▸ Extracted entries:
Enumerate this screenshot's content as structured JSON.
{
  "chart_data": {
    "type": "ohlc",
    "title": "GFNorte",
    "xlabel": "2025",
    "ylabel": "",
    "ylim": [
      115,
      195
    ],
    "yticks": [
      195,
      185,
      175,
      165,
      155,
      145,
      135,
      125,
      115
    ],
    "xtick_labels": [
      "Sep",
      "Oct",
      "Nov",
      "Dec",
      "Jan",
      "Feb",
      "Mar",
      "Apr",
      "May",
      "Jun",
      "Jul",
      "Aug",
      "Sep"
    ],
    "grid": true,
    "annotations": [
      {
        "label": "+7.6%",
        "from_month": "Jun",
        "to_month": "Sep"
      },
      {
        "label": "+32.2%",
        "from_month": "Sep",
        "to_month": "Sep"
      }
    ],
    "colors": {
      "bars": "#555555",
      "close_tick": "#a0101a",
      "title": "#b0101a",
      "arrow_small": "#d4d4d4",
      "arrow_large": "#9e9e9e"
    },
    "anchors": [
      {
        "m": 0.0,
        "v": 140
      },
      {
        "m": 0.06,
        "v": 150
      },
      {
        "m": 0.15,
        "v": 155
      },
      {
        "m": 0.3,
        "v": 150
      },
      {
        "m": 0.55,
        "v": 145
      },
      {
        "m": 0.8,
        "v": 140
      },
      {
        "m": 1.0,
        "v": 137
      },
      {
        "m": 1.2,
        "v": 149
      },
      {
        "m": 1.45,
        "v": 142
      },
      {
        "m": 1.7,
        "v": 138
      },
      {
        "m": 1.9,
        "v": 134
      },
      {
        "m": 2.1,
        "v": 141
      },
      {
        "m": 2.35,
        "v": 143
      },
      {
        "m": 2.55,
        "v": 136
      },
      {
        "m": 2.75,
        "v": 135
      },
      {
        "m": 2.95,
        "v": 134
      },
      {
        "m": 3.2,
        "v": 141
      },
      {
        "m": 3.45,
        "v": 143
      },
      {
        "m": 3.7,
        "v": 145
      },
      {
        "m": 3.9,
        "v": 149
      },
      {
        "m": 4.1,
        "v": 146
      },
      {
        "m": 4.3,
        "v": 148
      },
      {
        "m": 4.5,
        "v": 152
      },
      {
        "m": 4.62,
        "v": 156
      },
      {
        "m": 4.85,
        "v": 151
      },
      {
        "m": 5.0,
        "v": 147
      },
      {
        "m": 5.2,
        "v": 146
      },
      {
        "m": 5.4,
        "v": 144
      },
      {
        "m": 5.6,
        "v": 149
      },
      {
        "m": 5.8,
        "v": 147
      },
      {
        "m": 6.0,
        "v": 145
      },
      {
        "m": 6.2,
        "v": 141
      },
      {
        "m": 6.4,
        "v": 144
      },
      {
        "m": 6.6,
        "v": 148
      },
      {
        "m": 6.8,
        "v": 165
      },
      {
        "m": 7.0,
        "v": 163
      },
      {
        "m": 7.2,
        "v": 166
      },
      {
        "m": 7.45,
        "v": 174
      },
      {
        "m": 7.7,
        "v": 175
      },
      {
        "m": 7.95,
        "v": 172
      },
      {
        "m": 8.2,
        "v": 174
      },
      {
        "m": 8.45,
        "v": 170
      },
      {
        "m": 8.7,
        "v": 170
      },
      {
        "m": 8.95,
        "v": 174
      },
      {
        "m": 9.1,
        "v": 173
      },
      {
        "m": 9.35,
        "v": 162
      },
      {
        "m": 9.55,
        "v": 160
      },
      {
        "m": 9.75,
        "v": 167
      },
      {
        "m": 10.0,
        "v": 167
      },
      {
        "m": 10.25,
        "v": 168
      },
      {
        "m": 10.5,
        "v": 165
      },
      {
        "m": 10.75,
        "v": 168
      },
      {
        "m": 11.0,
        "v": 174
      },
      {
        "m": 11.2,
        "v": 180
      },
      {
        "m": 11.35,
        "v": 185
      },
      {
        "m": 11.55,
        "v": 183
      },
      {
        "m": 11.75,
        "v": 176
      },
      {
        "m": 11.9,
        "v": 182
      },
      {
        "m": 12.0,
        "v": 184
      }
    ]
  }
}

▸ Short task: Set all of the entries down again, exactly as they were given.

▸ Expected output:
Enumerate this screenshot's content as structured JSON.
{
  "chart_data": {
    "type": "ohlc",
    "title": "GFNorte",
    "xlabel": "2025",
    "ylabel": "",
    "ylim": [
      115,
      195
    ],
    "yticks": [
      195,
      185,
      175,
      165,
      155,
      145,
      135,
      125,
      115
    ],
    "xtick_labels": [
      "Sep",
      "Oct",
      "Nov",
      "Dec",
      "Jan",
      "Feb",
      "Mar",
      "Apr",
      "May",
      "Jun",
      "Jul",
      "Aug",
      "Sep"
    ],
    "grid": true,
    "annotations": [
      {
        "label": "+7.6%",
        "from_month": "Jun",
        "to_month": "Sep"
      },
      {
        "label": "+32.2%",
        "from_month": "Sep",
        "to_month": "Sep"
      }
    ],
    "colors": {
      "bars": "#555555",
      "close_tick": "#a0101a",
      "title": "#b0101a",
      "arrow_small": "#d4d4d4",
      "arrow_large": "#9e9e9e"
    },
    "anchors": [
      {
        "m": 0.0,
        "v": 140
      },
      {
        "m": 0.06,
        "v": 150
      },
      {
        "m": 0.15,
        "v": 155
      },
      {
        "m": 0.3,
        "v": 150
      },
      {
        "m": 0.55,
        "v": 145
      },
      {
        "m": 0.8,
        "v": 140
      },
      {
        "m": 1.0,
        "v": 137
      },
      {
        "m": 1.2,
        "v": 149
      },
      {
        "m": 1.45,
        "v": 142
      },
      {
        "m": 1.7,
        "v": 138
      },
      {
        "m": 1.9,
        "v": 134
      },
      {
        "m": 2.1,
        "v": 141
      },
      {
        "m": 2.35,
        "v": 143
      },
      {
        "m": 2.55,
        "v": 136
      },
      {
        "m": 2.75,
        "v": 135
      },
      {
        "m": 2.95,
        "v": 134
      },
      {
        "m": 3.2,
        "v": 141
      },
      {
        "m": 3.45,
        "v": 143
      },
      {
        "m": 3.7,
        "v": 145
      },
      {
        "m": 3.9,
        "v": 149
      },
      {
        "m": 4.1,
        "v": 146
      },
      {
        "m": 4.3,
        "v": 148
      },
      {
        "m": 4.5,
        "v": 152
      },
      {
        "m": 4.62,
        "v": 156
      },
      {
        "m": 4.85,
        "v": 151
      },
      {
        "m": 5.0,
        "v": 147
      },
      {
        "m": 5.2,
        "v": 146
      },
      {
        "m": 5.4,
        "v": 144
      },
      {
        "m": 5.6,
        "v": 149
      },
      {
        "m": 5.8,
        "v": 147
      },
      {
        "m": 6.0,
        "v": 145
      },
      {
        "m": 6.2,
        "v": 141
      },
      {
        "m": 6.4,
        "v": 144
      },
      {
        "m": 6.6,
        "v": 148
      },
      {
        "m": 6.8,
        "v": 165
      },
      {
        "m": 7.0,
        "v": 163
      },
      {
        "m": 7.2,
        "v": 166
      },
      {
        "m": 7.45,
        "v": 174
      },
      {
        "m": 7.7,
        "v": 175
      },
      {
        "m": 7.95,
        "v": 172
      },
      {
        "m": 8.2,
        "v": 174
      },
      {
        "m": 8.45,
        "v": 170
      },
      {
        "m": 8.7,
        "v": 170
      },
      {
        "m": 8.95,
        "v": 174
      },
      {
        "m": 9.1,
        "v": 173
      },
      {
        "m": 9.35,
        "v": 162
      },
      {
        "m": 9.55,
        "v": 160
      },
      {
        "m": 9.75,
        "v": 167
      },
      {
        "m": 10.0,
        "v": 167
      },
      {
        "m": 10.25,
        "v": 168
      },
      {
        "m": 10.5,
        "v": 165
      },
      {
        "m": 10.75,
        "v": 168
      },
      {
        "m": 11.0,
        "v": 174
      },
      {
        "m": 11.2,
        "v": 180
      },
      {
        "m": 11.35,
        "v": 185
      },
      {
        "m": 11.55,
        "v": 183
      },
      {
        "m": 11.75,
        "v": 176
      },
      {
        "m": 11.9,
        "v": 182
      },
      {
        "m": 12.0,
        "v": 184
      }
    ]
  }
}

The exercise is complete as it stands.